Saved entries:

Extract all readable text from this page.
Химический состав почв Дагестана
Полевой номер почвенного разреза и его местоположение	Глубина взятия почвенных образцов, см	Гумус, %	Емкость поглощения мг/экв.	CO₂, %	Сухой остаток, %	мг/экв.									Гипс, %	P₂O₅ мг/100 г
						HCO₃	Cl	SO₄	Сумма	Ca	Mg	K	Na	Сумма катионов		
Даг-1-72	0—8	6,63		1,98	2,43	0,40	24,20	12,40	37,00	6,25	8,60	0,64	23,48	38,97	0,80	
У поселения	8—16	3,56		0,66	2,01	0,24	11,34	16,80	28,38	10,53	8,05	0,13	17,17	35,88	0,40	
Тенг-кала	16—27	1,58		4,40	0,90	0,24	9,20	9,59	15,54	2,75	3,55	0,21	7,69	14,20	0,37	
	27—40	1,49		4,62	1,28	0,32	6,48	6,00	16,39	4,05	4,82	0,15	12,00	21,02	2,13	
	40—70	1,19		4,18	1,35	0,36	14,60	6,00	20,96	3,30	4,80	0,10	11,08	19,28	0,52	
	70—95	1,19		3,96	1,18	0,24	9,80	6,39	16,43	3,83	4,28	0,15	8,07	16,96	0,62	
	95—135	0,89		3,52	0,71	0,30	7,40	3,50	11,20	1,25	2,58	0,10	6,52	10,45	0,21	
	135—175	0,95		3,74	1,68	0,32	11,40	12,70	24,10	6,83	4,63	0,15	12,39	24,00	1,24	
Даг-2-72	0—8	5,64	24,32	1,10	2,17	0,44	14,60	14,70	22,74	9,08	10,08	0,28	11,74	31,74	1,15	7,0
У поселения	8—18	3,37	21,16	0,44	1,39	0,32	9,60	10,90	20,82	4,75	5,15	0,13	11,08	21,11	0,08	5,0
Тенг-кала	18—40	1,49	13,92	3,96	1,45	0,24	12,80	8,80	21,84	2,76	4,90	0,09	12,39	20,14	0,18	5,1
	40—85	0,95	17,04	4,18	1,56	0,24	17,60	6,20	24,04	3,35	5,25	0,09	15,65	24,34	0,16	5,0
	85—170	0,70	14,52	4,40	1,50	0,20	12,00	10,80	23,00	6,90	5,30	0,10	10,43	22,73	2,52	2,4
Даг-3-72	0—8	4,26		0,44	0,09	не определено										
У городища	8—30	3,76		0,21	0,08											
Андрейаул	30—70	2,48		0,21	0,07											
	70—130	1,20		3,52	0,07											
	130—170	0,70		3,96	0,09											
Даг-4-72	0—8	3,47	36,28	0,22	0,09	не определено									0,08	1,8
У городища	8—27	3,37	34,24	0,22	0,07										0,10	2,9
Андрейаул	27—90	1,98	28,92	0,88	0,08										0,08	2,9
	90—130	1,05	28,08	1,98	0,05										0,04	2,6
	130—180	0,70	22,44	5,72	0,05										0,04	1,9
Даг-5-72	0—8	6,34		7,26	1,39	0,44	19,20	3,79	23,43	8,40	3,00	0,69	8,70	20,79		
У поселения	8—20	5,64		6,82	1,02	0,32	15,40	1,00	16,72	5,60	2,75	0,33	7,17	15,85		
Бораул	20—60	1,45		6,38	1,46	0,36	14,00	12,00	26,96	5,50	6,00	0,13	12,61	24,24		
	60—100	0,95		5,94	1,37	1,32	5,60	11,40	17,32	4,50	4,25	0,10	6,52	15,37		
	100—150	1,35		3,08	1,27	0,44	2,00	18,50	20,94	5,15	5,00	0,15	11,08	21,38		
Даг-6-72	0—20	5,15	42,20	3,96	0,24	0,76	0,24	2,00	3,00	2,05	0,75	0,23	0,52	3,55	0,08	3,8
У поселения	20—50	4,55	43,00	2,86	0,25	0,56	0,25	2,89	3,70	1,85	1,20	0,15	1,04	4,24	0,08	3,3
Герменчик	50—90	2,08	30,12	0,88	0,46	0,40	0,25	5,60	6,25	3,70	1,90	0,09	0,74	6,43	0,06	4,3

- [Task to complete]
Return the listing above in its exact form.

- [Final result]
Extract all readable text from this page.
Химический состав почв Дагестана
Полевой номер почвенного разреза и его местоположение	Глубина взятия почвенных образцов, см	Гумус, %	Емкость поглощения мг/экв.	CO₂, %	Сухой остаток, %	мг/экв.									Гипс, %	P₂O₅ мг/100 г
						HCO₃	Cl	SO₄	Сумма	Ca	Mg	K	Na	Сумма катионов		
Даг-1-72	0—8	6,63		1,98	2,43	0,40	24,20	12,40	37,00	6,25	8,60	0,64	23,48	38,97	0,80	
У поселения	8—16	3,56		0,66	2,01	0,24	11,34	16,80	28,38	10,53	8,05	0,13	17,17	35,88	0,40	
Тенг-кала	16—27	1,58		4,40	0,90	0,24	9,20	9,59	15,54	2,75	3,55	0,21	7,69	14,20	0,37	
	27—40	1,49		4,62	1,28	0,32	6,48	6,00	16,39	4,05	4,82	0,15	12,00	21,02	2,13	
	40—70	1,19		4,18	1,35	0,36	14,60	6,00	20,96	3,30	4,80	0,10	11,08	19,28	0,52	
	70—95	1,19		3,96	1,18	0,24	9,80	6,39	16,43	3,83	4,28	0,15	8,07	16,96	0,62	
	95—135	0,89		3,52	0,71	0,30	7,40	3,50	11,20	1,25	2,58	0,10	6,52	10,45	0,21	
	135—175	0,95		3,74	1,68	0,32	11,40	12,70	24,10	6,83	4,63	0,15	12,39	24,00	1,24	
Даг-2-72	0—8	5,64	24,32	1,10	2,17	0,44	14,60	14,70	22,74	9,08	10,08	0,28	11,74	31,74	1,15	7,0
У поселения	8—18	3,37	21,16	0,44	1,39	0,32	9,60	10,90	20,82	4,75	5,15	0,13	11,08	21,11	0,08	5,0
Тенг-кала	18—40	1,49	13,92	3,96	1,45	0,24	12,80	8,80	21,84	2,76	4,90	0,09	12,39	20,14	0,18	5,1
	40—85	0,95	17,04	4,18	1,56	0,24	17,60	6,20	24,04	3,35	5,25	0,09	15,65	24,34	0,16	5,0
	85—170	0,70	14,52	4,40	1,50	0,20	12,00	10,80	23,00	6,90	5,30	0,10	10,43	22,73	2,52	2,4
Даг-3-72	0—8	4,26		0,44	0,09	не определено										
У городища	8—30	3,76		0,21	0,08											
Андрейаул	30—70	2,48		0,21	0,07											
	70—130	1,20		3,52	0,07											
	130—170	0,70		3,96	0,09											
Даг-4-72	0—8	3,47	36,28	0,22	0,09	не определено									0,08	1,8
У городища	8—27	3,37	34,24	0,22	0,07										0,10	2,9
Андрейаул	27—90	1,98	28,92	0,88	0,08										0,08	2,9
	90—130	1,05	28,08	1,98	0,05										0,04	2,6
	130—180	0,70	22,44	5,72	0,05										0,04	1,9
Даг-5-72	0—8	6,34		7,26	1,39	0,44	19,20	3,79	23,43	8,40	3,00	0,69	8,70	20,79		
У поселения	8—20	5,64		6,82	1,02	0,32	15,40	1,00	16,72	5,60	2,75	0,33	7,17	15,85		
Бораул	20—60	1,45		6,38	1,46	0,36	14,00	12,00	26,96	5,50	6,00	0,13	12,61	24,24		
	60—100	0,95		5,94	1,37	1,32	5,60	11,40	17,32	4,50	4,25	0,10	6,52	15,37		
	100—150	1,35		3,08	1,27	0,44	2,00	18,50	20,94	5,15	5,00	0,15	11,08	21,38		
Даг-6-72	0—20	5,15	42,20	3,96	0,24	0,76	0,24	2,00	3,00	2,05	0,75	0,23	0,52	3,55	0,08	3,8
У поселения	20—50	4,55	43,00	2,86	0,25	0,56	0,25	2,89	3,70	1,85	1,20	0,15	1,04	4,24	0,08	3,3
Герменчик	50—90	2,08	30,12	0,88	0,46	0,40	0,25	5,60	6,25	3,70	1,90	0,09	0,74	6,43	0,06	4,3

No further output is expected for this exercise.